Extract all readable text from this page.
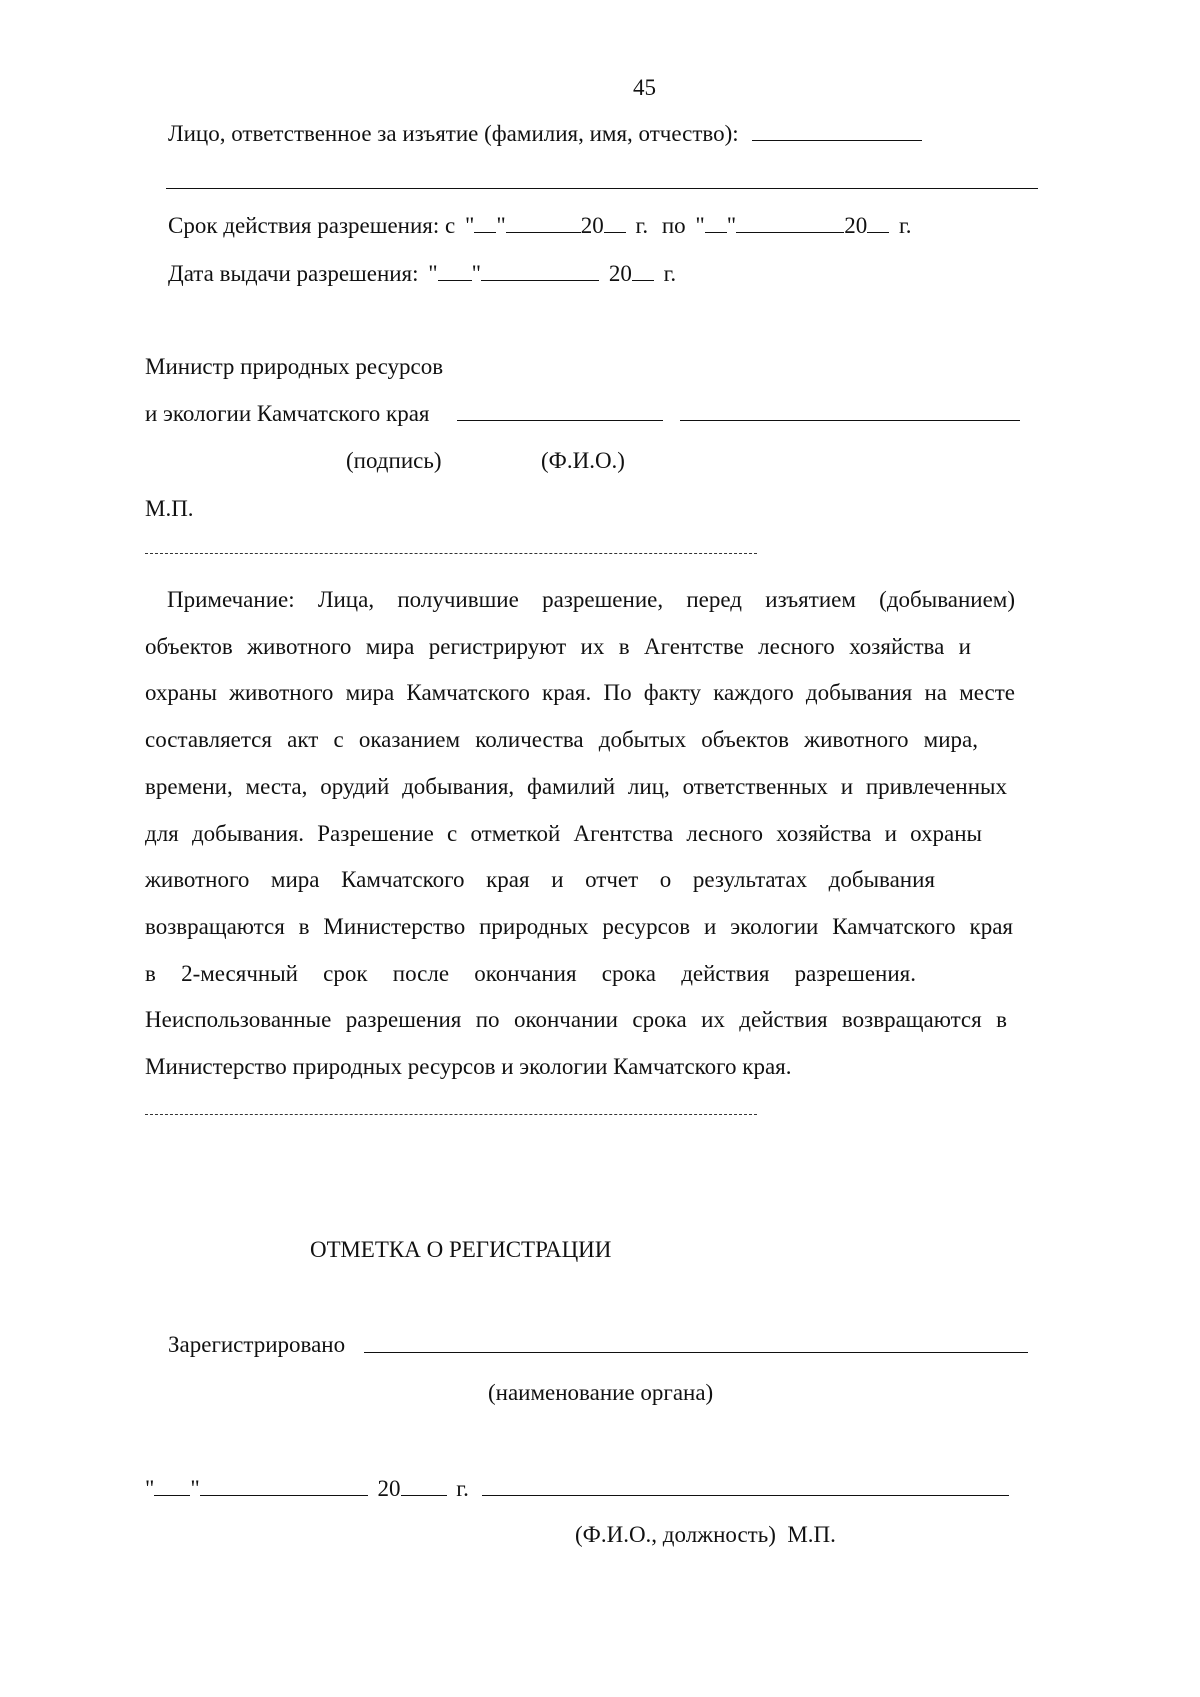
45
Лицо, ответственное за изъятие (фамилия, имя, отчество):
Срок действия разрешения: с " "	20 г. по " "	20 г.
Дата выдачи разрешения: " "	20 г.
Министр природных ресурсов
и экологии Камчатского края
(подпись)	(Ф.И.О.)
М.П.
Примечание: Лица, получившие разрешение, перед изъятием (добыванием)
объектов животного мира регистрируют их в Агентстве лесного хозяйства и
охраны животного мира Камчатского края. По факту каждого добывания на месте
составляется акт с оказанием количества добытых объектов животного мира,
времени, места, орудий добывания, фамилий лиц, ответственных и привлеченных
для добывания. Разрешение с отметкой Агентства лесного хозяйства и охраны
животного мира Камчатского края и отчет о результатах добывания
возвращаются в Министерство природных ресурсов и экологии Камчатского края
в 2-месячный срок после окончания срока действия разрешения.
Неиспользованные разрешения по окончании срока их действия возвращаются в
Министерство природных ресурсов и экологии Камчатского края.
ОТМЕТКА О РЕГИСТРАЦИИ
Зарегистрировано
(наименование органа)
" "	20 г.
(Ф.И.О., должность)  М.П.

--

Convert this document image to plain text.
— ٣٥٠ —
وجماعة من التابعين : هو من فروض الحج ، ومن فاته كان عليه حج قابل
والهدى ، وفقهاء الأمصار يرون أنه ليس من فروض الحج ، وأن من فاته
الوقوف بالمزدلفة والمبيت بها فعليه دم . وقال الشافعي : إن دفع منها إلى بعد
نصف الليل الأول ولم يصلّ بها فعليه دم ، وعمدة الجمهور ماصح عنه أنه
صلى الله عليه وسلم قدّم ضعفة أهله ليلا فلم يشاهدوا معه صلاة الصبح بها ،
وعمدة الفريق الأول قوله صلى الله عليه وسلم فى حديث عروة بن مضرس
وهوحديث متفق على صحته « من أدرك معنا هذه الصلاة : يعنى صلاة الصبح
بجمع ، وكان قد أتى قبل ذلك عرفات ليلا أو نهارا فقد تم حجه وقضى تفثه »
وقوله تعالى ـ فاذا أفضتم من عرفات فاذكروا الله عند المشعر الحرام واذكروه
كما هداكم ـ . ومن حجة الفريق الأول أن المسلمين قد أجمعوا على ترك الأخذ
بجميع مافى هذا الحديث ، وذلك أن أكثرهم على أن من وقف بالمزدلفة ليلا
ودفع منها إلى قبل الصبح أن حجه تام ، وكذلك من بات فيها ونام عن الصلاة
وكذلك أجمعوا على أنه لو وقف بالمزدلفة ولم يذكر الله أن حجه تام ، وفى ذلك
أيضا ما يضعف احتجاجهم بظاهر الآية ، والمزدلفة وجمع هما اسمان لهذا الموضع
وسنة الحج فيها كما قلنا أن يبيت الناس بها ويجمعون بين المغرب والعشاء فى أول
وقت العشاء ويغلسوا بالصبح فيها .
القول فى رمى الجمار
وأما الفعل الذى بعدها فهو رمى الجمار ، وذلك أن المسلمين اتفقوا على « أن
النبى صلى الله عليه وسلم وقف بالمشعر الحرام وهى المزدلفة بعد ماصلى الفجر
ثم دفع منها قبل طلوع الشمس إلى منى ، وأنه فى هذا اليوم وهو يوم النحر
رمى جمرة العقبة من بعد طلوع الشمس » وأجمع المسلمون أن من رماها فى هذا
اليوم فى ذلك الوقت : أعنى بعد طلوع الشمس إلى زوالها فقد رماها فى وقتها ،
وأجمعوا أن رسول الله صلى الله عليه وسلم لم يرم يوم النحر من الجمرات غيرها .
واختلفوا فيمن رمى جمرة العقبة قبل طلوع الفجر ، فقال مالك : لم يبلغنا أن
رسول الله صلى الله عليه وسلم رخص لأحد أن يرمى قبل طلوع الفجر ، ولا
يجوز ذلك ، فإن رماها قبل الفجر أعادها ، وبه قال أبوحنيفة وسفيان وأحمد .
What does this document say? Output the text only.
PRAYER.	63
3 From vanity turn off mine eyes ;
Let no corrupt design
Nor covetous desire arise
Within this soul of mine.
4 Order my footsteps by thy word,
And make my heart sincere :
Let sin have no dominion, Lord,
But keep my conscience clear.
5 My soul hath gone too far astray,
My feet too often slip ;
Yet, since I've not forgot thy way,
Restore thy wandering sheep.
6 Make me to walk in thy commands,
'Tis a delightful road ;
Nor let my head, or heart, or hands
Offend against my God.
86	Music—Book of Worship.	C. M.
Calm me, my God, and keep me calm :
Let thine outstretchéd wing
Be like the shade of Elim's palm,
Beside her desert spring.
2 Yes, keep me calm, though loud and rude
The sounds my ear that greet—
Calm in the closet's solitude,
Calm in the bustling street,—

* * *

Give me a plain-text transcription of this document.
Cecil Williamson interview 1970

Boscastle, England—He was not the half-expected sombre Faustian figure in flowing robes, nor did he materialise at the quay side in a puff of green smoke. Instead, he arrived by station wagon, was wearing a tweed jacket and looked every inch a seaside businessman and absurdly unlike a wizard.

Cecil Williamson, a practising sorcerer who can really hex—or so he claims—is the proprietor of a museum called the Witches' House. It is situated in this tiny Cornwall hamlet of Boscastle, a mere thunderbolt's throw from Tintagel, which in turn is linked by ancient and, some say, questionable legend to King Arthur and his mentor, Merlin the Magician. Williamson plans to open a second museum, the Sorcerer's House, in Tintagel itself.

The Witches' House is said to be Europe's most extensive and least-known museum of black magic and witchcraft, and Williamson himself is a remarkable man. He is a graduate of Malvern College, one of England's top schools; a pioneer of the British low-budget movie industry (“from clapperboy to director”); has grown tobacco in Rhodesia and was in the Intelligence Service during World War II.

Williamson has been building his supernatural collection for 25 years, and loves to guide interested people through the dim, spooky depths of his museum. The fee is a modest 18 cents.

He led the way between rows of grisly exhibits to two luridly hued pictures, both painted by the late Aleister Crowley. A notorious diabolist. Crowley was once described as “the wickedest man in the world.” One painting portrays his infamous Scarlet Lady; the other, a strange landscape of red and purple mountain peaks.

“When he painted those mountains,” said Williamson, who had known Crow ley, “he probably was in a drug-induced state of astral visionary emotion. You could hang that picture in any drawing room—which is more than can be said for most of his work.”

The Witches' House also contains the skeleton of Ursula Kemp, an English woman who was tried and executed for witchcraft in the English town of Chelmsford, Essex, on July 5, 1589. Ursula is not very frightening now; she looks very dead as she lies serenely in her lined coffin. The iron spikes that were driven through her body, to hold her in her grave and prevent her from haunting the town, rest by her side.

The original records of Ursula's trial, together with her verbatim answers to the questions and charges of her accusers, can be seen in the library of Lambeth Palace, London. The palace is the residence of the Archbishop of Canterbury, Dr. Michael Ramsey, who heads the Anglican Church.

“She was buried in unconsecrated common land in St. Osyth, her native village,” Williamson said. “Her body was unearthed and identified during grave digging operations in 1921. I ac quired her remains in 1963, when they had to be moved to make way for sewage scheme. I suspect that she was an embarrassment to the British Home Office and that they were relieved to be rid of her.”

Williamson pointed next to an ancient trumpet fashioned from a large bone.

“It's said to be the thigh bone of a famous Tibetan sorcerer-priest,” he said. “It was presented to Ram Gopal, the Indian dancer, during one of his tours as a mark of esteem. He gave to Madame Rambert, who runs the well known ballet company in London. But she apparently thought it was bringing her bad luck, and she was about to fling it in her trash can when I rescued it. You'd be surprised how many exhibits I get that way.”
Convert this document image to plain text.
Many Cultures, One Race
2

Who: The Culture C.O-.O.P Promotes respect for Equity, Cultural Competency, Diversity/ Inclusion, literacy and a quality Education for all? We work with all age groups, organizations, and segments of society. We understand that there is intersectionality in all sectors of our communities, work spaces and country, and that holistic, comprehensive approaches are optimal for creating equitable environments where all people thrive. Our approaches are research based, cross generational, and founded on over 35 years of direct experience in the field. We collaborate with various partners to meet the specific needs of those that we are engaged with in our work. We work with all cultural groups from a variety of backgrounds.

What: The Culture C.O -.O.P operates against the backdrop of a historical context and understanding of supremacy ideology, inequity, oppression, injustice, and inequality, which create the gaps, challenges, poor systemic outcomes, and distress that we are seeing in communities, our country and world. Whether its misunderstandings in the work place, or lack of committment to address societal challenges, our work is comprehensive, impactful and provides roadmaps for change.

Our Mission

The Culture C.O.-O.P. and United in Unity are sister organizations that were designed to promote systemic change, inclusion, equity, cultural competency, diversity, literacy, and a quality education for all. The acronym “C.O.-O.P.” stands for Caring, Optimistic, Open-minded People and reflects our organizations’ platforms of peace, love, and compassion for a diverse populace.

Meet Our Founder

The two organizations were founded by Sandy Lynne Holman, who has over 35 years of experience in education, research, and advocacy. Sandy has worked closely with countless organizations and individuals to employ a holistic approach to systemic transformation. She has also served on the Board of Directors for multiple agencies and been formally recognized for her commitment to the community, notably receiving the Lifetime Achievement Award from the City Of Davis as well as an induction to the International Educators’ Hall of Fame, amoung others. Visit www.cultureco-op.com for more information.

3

Task details: Using the listing above, gather each line that holds the string "وعمدة" and copy it.

Solved exercise:
نصف الليل الأول ولم يصلّ بها فعليه دم ، وعمدة الجمهور ماصح عنه أنه
وعمدة الفريق الأول قوله صلى الله عليه وسلم فى حديث عروة بن مضرس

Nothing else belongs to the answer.